START TASK MATERIAL

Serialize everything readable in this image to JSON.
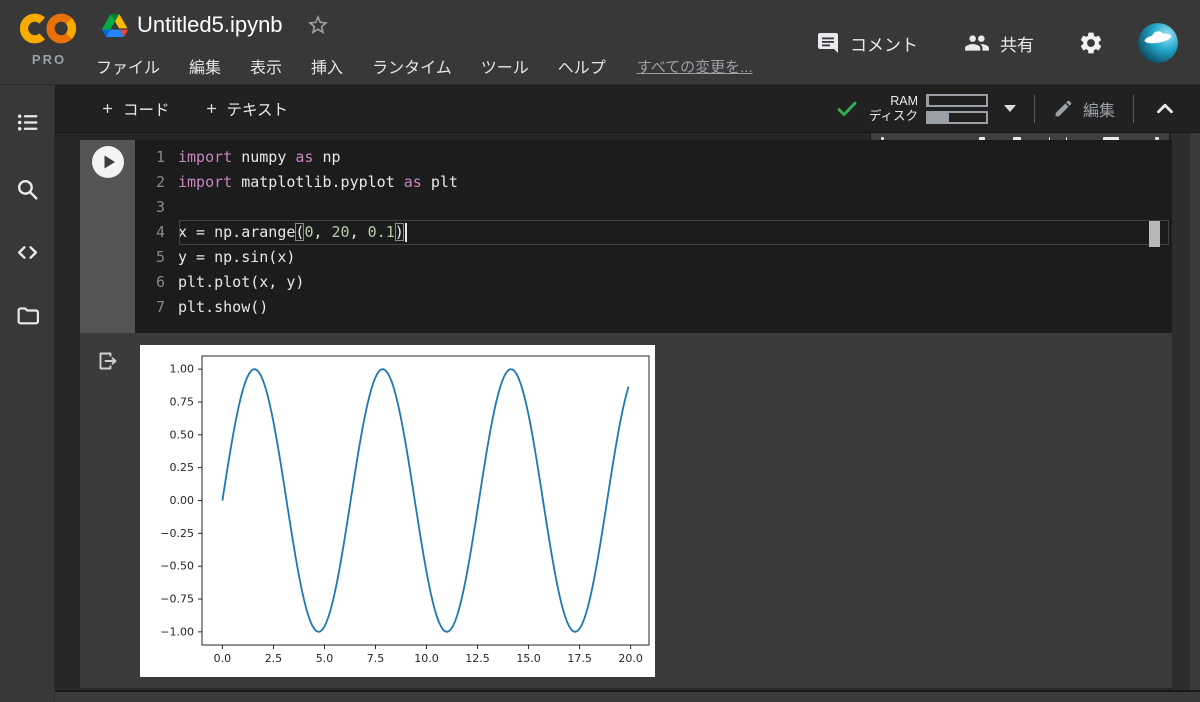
{
  "header": {
    "pro_label": "PRO",
    "title": "Untitled5.ipynb",
    "menus": [
      {
        "id": "file",
        "label": "ファイル"
      },
      {
        "id": "edit",
        "label": "編集"
      },
      {
        "id": "view",
        "label": "表示"
      },
      {
        "id": "insert",
        "label": "挿入"
      },
      {
        "id": "runtime",
        "label": "ランタイム"
      },
      {
        "id": "tools",
        "label": "ツール"
      },
      {
        "id": "help",
        "label": "ヘルプ"
      }
    ],
    "changes_link": "すべての変更を...",
    "comment_label": "コメント",
    "share_label": "共有"
  },
  "toolbar": {
    "add_code_label": "コード",
    "add_text_label": "テキスト",
    "ram_label": "RAM",
    "disk_label": "ディスク",
    "edit_label": "編集",
    "status": {
      "ram_used_pct": 2,
      "disk_used_pct": 36
    }
  },
  "sidebar_icons": [
    "table-of-contents",
    "search",
    "code-snippets",
    "files"
  ],
  "icons": {
    "logo": "colab-rings",
    "file": "google-drive-triangle",
    "favorite": "star-outline",
    "comment": "speech-bubble",
    "share": "two-people",
    "settings": "gear",
    "connected": "green-checkmark",
    "expand": "caret-down",
    "edit": "pencil",
    "collapse": "chevron-up",
    "run": "play-circle",
    "output": "export-arrow"
  },
  "code_cell": {
    "lines": [
      {
        "num": "1",
        "tokens": [
          {
            "t": "import",
            "c": "kw"
          },
          {
            "t": " numpy ",
            "c": "pl"
          },
          {
            "t": "as",
            "c": "kw"
          },
          {
            "t": " np",
            "c": "pl"
          }
        ]
      },
      {
        "num": "2",
        "tokens": [
          {
            "t": "import",
            "c": "kw"
          },
          {
            "t": " matplotlib.pyplot ",
            "c": "pl"
          },
          {
            "t": "as",
            "c": "kw"
          },
          {
            "t": " plt",
            "c": "pl"
          }
        ]
      },
      {
        "num": "3",
        "tokens": []
      },
      {
        "num": "4",
        "current": true,
        "tokens": [
          {
            "t": "x = np.arange",
            "c": "pl"
          },
          {
            "t": "(",
            "c": "bracket"
          },
          {
            "t": "0",
            "c": "num"
          },
          {
            "t": ", ",
            "c": "pl"
          },
          {
            "t": "20",
            "c": "num"
          },
          {
            "t": ", ",
            "c": "pl"
          },
          {
            "t": "0.1",
            "c": "num"
          },
          {
            "t": ")",
            "c": "bracket"
          },
          {
            "t": "",
            "c": "cursor"
          }
        ]
      },
      {
        "num": "5",
        "tokens": [
          {
            "t": "y = np.sin(x)",
            "c": "pl"
          }
        ]
      },
      {
        "num": "6",
        "tokens": [
          {
            "t": "plt.plot(x, y)",
            "c": "pl"
          }
        ]
      },
      {
        "num": "7",
        "tokens": [
          {
            "t": "plt.show()",
            "c": "pl"
          }
        ]
      }
    ]
  },
  "chart_data": {
    "type": "line",
    "title": "",
    "xlabel": "",
    "ylabel": "",
    "series": [
      {
        "name": "sin(x)",
        "fn": "sin",
        "x_start": 0,
        "x_end": 19.9,
        "step": 0.1,
        "amplitude": 1,
        "color": "#1f77b4"
      }
    ],
    "xlim": [
      -1.0,
      20.9
    ],
    "ylim": [
      -1.1,
      1.1
    ],
    "xticks": [
      0,
      2.5,
      5,
      7.5,
      10,
      12.5,
      15,
      17.5,
      20
    ],
    "xtick_labels": [
      "0.0",
      "2.5",
      "5.0",
      "7.5",
      "10.0",
      "12.5",
      "15.0",
      "17.5",
      "20.0"
    ],
    "yticks": [
      1,
      0.75,
      0.5,
      0.25,
      0,
      -0.25,
      -0.5,
      -0.75,
      -1
    ],
    "ytick_labels": [
      "1.00",
      "0.75",
      "0.50",
      "0.25",
      "0.00",
      "−0.25",
      "−0.50",
      "−0.75",
      "−1.00"
    ],
    "grid": false,
    "legend": "none"
  }
}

END TASK MATERIAL

▶ [WHAT THE TASK REQUIRES] Output every entry word for word, but omit the pictures.

▶ [EXERCISE RESULT]
Serialize everything readable in this image to JSON.
{
  "header": {
    "pro_label": "PRO",
    "title": "Untitled5.ipynb",
    "menus": [
      {
        "id": "file",
        "label": "ファイル"
      },
      {
        "id": "edit",
        "label": "編集"
      },
      {
        "id": "view",
        "label": "表示"
      },
      {
        "id": "insert",
        "label": "挿入"
      },
      {
        "id": "runtime",
        "label": "ランタイム"
      },
      {
        "id": "tools",
        "label": "ツール"
      },
      {
        "id": "help",
        "label": "ヘルプ"
      }
    ],
    "changes_link": "すべての変更を...",
    "comment_label": "コメント",
    "share_label": "共有"
  },
  "toolbar": {
    "add_code_label": "コード",
    "add_text_label": "テキスト",
    "ram_label": "RAM",
    "disk_label": "ディスク",
    "edit_label": "編集",
    "status": {
      "ram_used_pct": 2,
      "disk_used_pct": 36
    }
  },
  "sidebar_icons": [
    "table-of-contents",
    "search",
    "code-snippets",
    "files"
  ],
  "icons": {
    "logo": "colab-rings",
    "file": "google-drive-triangle",
    "favorite": "star-outline",
    "comment": "speech-bubble",
    "share": "two-people",
    "settings": "gear",
    "connected": "green-checkmark",
    "expand": "caret-down",
    "edit": "pencil",
    "collapse": "chevron-up",
    "run": "play-circle",
    "output": "export-arrow"
  },
  "code_cell": {
    "lines": [
      {
        "num": "1",
        "tokens": [
          {
            "t": "import",
            "c": "kw"
          },
          {
            "t": " numpy ",
            "c": "pl"
          },
          {
            "t": "as",
            "c": "kw"
          },
          {
            "t": " np",
            "c": "pl"
          }
        ]
      },
      {
        "num": "2",
        "tokens": [
          {
            "t": "import",
            "c": "kw"
          },
          {
            "t": " matplotlib.pyplot ",
            "c": "pl"
          },
          {
            "t": "as",
            "c": "kw"
          },
          {
            "t": " plt",
            "c": "pl"
          }
        ]
      },
      {
        "num": "3",
        "tokens": []
      },
      {
        "num": "4",
        "current": true,
        "tokens": [
          {
            "t": "x = np.arange",
            "c": "pl"
          },
          {
            "t": "(",
            "c": "bracket"
          },
          {
            "t": "0",
            "c": "num"
          },
          {
            "t": ", ",
            "c": "pl"
          },
          {
            "t": "20",
            "c": "num"
          },
          {
            "t": ", ",
            "c": "pl"
          },
          {
            "t": "0.1",
            "c": "num"
          },
          {
            "t": ")",
            "c": "bracket"
          },
          {
            "t": "",
            "c": "cursor"
          }
        ]
      },
      {
        "num": "5",
        "tokens": [
          {
            "t": "y = np.sin(x)",
            "c": "pl"
          }
        ]
      },
      {
        "num": "6",
        "tokens": [
          {
            "t": "plt.plot(x, y)",
            "c": "pl"
          }
        ]
      },
      {
        "num": "7",
        "tokens": [
          {
            "t": "plt.show()",
            "c": "pl"
          }
        ]
      }
    ]
  },
  "chart_data": {
    "type": "line",
    "title": "",
    "xlabel": "",
    "ylabel": "",
    "series": [
      {
        "name": "sin(x)",
        "fn": "sin",
        "x_start": 0,
        "x_end": 19.9,
        "step": 0.1,
        "amplitude": 1,
        "color": "#1f77b4"
      }
    ],
    "xlim": [
      -1.0,
      20.9
    ],
    "ylim": [
      -1.1,
      1.1
    ],
    "xticks": [
      0,
      2.5,
      5,
      7.5,
      10,
      12.5,
      15,
      17.5,
      20
    ],
    "xtick_labels": [
      "0.0",
      "2.5",
      "5.0",
      "7.5",
      "10.0",
      "12.5",
      "15.0",
      "17.5",
      "20.0"
    ],
    "yticks": [
      1,
      0.75,
      0.5,
      0.25,
      0,
      -0.25,
      -0.5,
      -0.75,
      -1
    ],
    "ytick_labels": [
      "1.00",
      "0.75",
      "0.50",
      "0.25",
      "0.00",
      "−0.25",
      "−0.50",
      "−0.75",
      "−1.00"
    ],
    "grid": false,
    "legend": "none"
  }
}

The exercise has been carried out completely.